(Dataset items)
#####

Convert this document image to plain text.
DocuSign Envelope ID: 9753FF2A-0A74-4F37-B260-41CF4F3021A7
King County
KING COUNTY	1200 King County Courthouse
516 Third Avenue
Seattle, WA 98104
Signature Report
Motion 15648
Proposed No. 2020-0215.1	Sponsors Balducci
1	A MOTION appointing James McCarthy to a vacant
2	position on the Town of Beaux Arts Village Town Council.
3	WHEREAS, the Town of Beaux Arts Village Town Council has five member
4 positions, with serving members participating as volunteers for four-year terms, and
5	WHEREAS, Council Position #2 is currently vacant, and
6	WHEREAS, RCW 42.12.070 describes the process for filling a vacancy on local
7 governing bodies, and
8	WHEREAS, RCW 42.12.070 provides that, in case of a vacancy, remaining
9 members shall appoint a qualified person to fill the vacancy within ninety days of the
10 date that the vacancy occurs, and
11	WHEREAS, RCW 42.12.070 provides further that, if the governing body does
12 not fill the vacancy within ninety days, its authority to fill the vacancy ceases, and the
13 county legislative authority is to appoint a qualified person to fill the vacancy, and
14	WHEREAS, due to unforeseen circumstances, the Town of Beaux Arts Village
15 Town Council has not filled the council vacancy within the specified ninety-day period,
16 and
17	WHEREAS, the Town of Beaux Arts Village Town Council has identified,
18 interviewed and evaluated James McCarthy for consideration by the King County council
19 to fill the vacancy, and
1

#####

» **SET TASK**: Check each line of the records for "McCarthy" and copy the ones that contain it.

» **THE OUTPUT**:
1	A MOTION appointing James McCarthy to a vacant
18 interviewed and evaluated James McCarthy for consideration by the King County council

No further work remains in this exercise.